▸ WHAT THE TASK ASKS: Go through the data below. List every line that holds the word "color".

▸ DATA ENTRIES:

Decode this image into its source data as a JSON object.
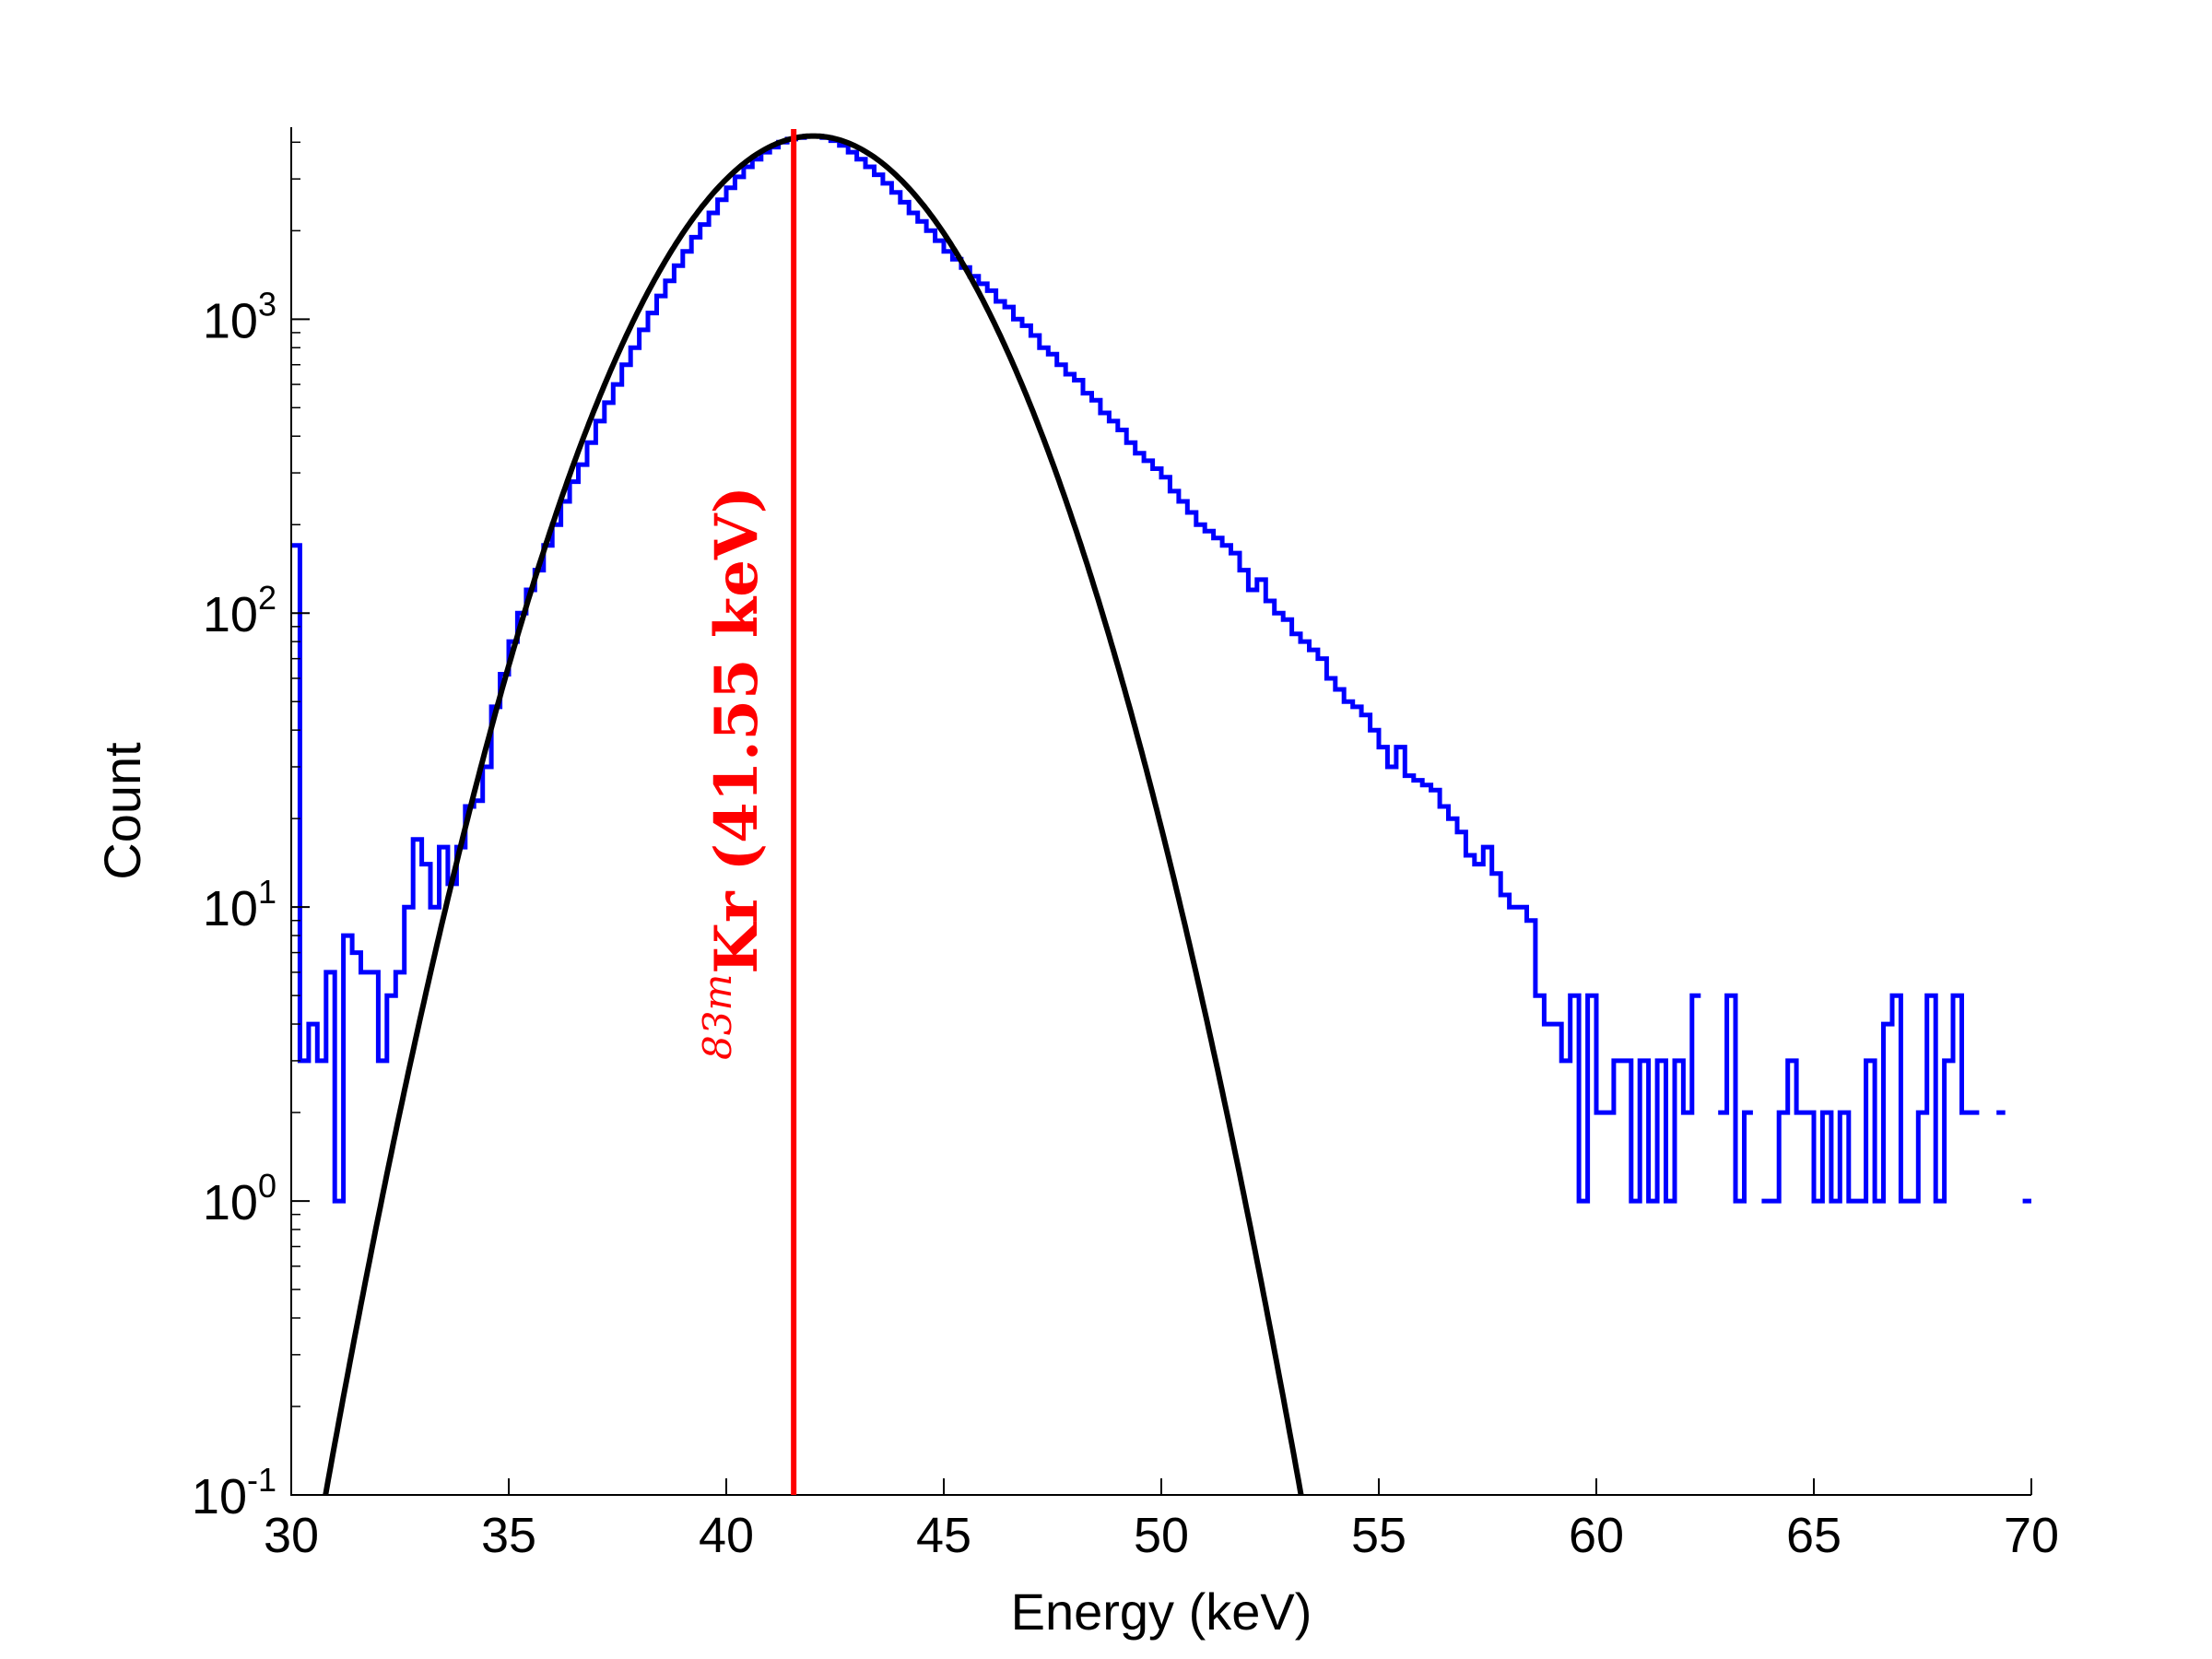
{
  "chart_data": {
    "type": "line",
    "xlabel": "Energy (keV)",
    "ylabel": "Count",
    "xlim": [
      30,
      70
    ],
    "ylim": [
      0.1,
      4500
    ],
    "yscale": "log",
    "grid": false,
    "x_ticks": [
      "30",
      "35",
      "40",
      "45",
      "50",
      "55",
      "60",
      "65",
      "70"
    ],
    "y_ticks": [
      {
        "base": "10",
        "exp": "-1"
      },
      {
        "base": "10",
        "exp": "0"
      },
      {
        "base": "10",
        "exp": "1"
      },
      {
        "base": "10",
        "exp": "2"
      },
      {
        "base": "10",
        "exp": "3"
      }
    ],
    "annotation": {
      "superscript": "83m",
      "text": "Kr (41.55 keV)",
      "energy": 41.55,
      "color": "#ff0000"
    },
    "series": [
      {
        "kind": "histogram",
        "color": "#0000ff",
        "points": [
          [
            30.0,
            170
          ],
          [
            30.2,
            3
          ],
          [
            30.4,
            4
          ],
          [
            30.6,
            3
          ],
          [
            30.8,
            6
          ],
          [
            31.0,
            1
          ],
          [
            31.2,
            8
          ],
          [
            31.4,
            7
          ],
          [
            31.6,
            6
          ],
          [
            31.8,
            6
          ],
          [
            32.0,
            3
          ],
          [
            32.2,
            5
          ],
          [
            32.4,
            6
          ],
          [
            32.6,
            10
          ],
          [
            32.8,
            17
          ],
          [
            33.0,
            14
          ],
          [
            33.2,
            10
          ],
          [
            33.4,
            16
          ],
          [
            33.6,
            12
          ],
          [
            33.8,
            16
          ],
          [
            34.0,
            22
          ],
          [
            34.2,
            23
          ],
          [
            34.4,
            30
          ],
          [
            34.6,
            48
          ],
          [
            34.8,
            62
          ],
          [
            35.0,
            80
          ],
          [
            35.2,
            100
          ],
          [
            35.4,
            120
          ],
          [
            35.6,
            140
          ],
          [
            35.8,
            170
          ],
          [
            36.0,
            200
          ],
          [
            36.2,
            240
          ],
          [
            36.4,
            280
          ],
          [
            36.6,
            320
          ],
          [
            36.8,
            380
          ],
          [
            37.0,
            450
          ],
          [
            37.2,
            520
          ],
          [
            37.4,
            600
          ],
          [
            37.6,
            700
          ],
          [
            37.8,
            800
          ],
          [
            38.0,
            920
          ],
          [
            38.2,
            1050
          ],
          [
            38.4,
            1200
          ],
          [
            38.6,
            1350
          ],
          [
            38.8,
            1520
          ],
          [
            39.0,
            1700
          ],
          [
            39.2,
            1900
          ],
          [
            39.4,
            2100
          ],
          [
            39.6,
            2300
          ],
          [
            39.8,
            2550
          ],
          [
            40.0,
            2800
          ],
          [
            40.2,
            3050
          ],
          [
            40.4,
            3300
          ],
          [
            40.6,
            3500
          ],
          [
            40.8,
            3700
          ],
          [
            41.0,
            3850
          ],
          [
            41.2,
            4000
          ],
          [
            41.4,
            4100
          ],
          [
            41.6,
            4150
          ],
          [
            41.8,
            4200
          ],
          [
            42.0,
            4200
          ],
          [
            42.2,
            4150
          ],
          [
            42.4,
            4050
          ],
          [
            42.6,
            3900
          ],
          [
            42.8,
            3700
          ],
          [
            43.0,
            3500
          ],
          [
            43.2,
            3300
          ],
          [
            43.4,
            3100
          ],
          [
            43.6,
            2900
          ],
          [
            43.8,
            2700
          ],
          [
            44.0,
            2500
          ],
          [
            44.2,
            2300
          ],
          [
            44.4,
            2150
          ],
          [
            44.6,
            2000
          ],
          [
            44.8,
            1850
          ],
          [
            45.0,
            1700
          ],
          [
            45.2,
            1600
          ],
          [
            45.4,
            1500
          ],
          [
            45.6,
            1400
          ],
          [
            45.8,
            1320
          ],
          [
            46.0,
            1250
          ],
          [
            46.2,
            1150
          ],
          [
            46.4,
            1100
          ],
          [
            46.6,
            1000
          ],
          [
            46.8,
            950
          ],
          [
            47.0,
            880
          ],
          [
            47.2,
            800
          ],
          [
            47.4,
            760
          ],
          [
            47.6,
            700
          ],
          [
            47.8,
            650
          ],
          [
            48.0,
            620
          ],
          [
            48.2,
            560
          ],
          [
            48.4,
            530
          ],
          [
            48.6,
            480
          ],
          [
            48.8,
            450
          ],
          [
            49.0,
            420
          ],
          [
            49.2,
            380
          ],
          [
            49.4,
            350
          ],
          [
            49.6,
            330
          ],
          [
            49.8,
            310
          ],
          [
            50.0,
            290
          ],
          [
            50.2,
            260
          ],
          [
            50.4,
            240
          ],
          [
            50.6,
            220
          ],
          [
            50.8,
            200
          ],
          [
            51.0,
            190
          ],
          [
            51.2,
            180
          ],
          [
            51.4,
            170
          ],
          [
            51.6,
            160
          ],
          [
            51.8,
            140
          ],
          [
            52.0,
            120
          ],
          [
            52.2,
            130
          ],
          [
            52.4,
            110
          ],
          [
            52.6,
            100
          ],
          [
            52.8,
            95
          ],
          [
            53.0,
            85
          ],
          [
            53.2,
            80
          ],
          [
            53.4,
            75
          ],
          [
            53.6,
            70
          ],
          [
            53.8,
            60
          ],
          [
            54.0,
            55
          ],
          [
            54.2,
            50
          ],
          [
            54.4,
            48
          ],
          [
            54.6,
            45
          ],
          [
            54.8,
            40
          ],
          [
            55.0,
            35
          ],
          [
            55.2,
            30
          ],
          [
            55.4,
            35
          ],
          [
            55.6,
            28
          ],
          [
            55.8,
            27
          ],
          [
            56.0,
            26
          ],
          [
            56.2,
            25
          ],
          [
            56.4,
            22
          ],
          [
            56.6,
            20
          ],
          [
            56.8,
            18
          ],
          [
            57.0,
            15
          ],
          [
            57.2,
            14
          ],
          [
            57.4,
            16
          ],
          [
            57.6,
            13
          ],
          [
            57.8,
            11
          ],
          [
            58.0,
            10
          ],
          [
            58.2,
            10
          ],
          [
            58.4,
            9
          ],
          [
            58.6,
            5
          ],
          [
            58.8,
            4
          ],
          [
            59.0,
            4
          ],
          [
            59.2,
            3
          ],
          [
            59.4,
            5
          ],
          [
            59.6,
            1
          ],
          [
            59.8,
            5
          ],
          [
            60.0,
            2
          ],
          [
            60.2,
            2
          ],
          [
            60.4,
            3
          ],
          [
            60.6,
            3
          ],
          [
            60.8,
            1
          ],
          [
            61.0,
            3
          ],
          [
            61.2,
            1
          ],
          [
            61.4,
            3
          ],
          [
            61.6,
            1
          ],
          [
            61.8,
            3
          ],
          [
            62.0,
            2
          ],
          [
            62.2,
            5
          ],
          [
            62.4,
            null
          ],
          [
            62.6,
            null
          ],
          [
            62.8,
            2
          ],
          [
            63.0,
            5
          ],
          [
            63.2,
            1
          ],
          [
            63.4,
            2
          ],
          [
            63.6,
            null
          ],
          [
            63.8,
            1
          ],
          [
            64.0,
            1
          ],
          [
            64.2,
            2
          ],
          [
            64.4,
            3
          ],
          [
            64.6,
            2
          ],
          [
            64.8,
            2
          ],
          [
            65.0,
            1
          ],
          [
            65.2,
            2
          ],
          [
            65.4,
            1
          ],
          [
            65.6,
            2
          ],
          [
            65.8,
            1
          ],
          [
            66.0,
            1
          ],
          [
            66.2,
            3
          ],
          [
            66.4,
            1
          ],
          [
            66.6,
            4
          ],
          [
            66.8,
            5
          ],
          [
            67.0,
            1
          ],
          [
            67.2,
            1
          ],
          [
            67.4,
            2
          ],
          [
            67.6,
            5
          ],
          [
            67.8,
            1
          ],
          [
            68.0,
            3
          ],
          [
            68.2,
            5
          ],
          [
            68.4,
            2
          ],
          [
            68.6,
            2
          ],
          [
            68.8,
            null
          ],
          [
            69.0,
            null
          ],
          [
            69.2,
            2
          ],
          [
            69.4,
            null
          ],
          [
            69.6,
            null
          ],
          [
            69.8,
            1
          ],
          [
            70.0,
            null
          ]
        ]
      },
      {
        "kind": "gaussian-fit",
        "color": "#000000",
        "amplitude": 4200,
        "mean": 42.0,
        "sigma": 2.43,
        "x_range": [
          30,
          70
        ]
      }
    ]
  }
}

▸ SOLUTION TO THE EXERCISE:
      "color": "#ff0000"
        "color": "#0000ff",
        "color": "#000000",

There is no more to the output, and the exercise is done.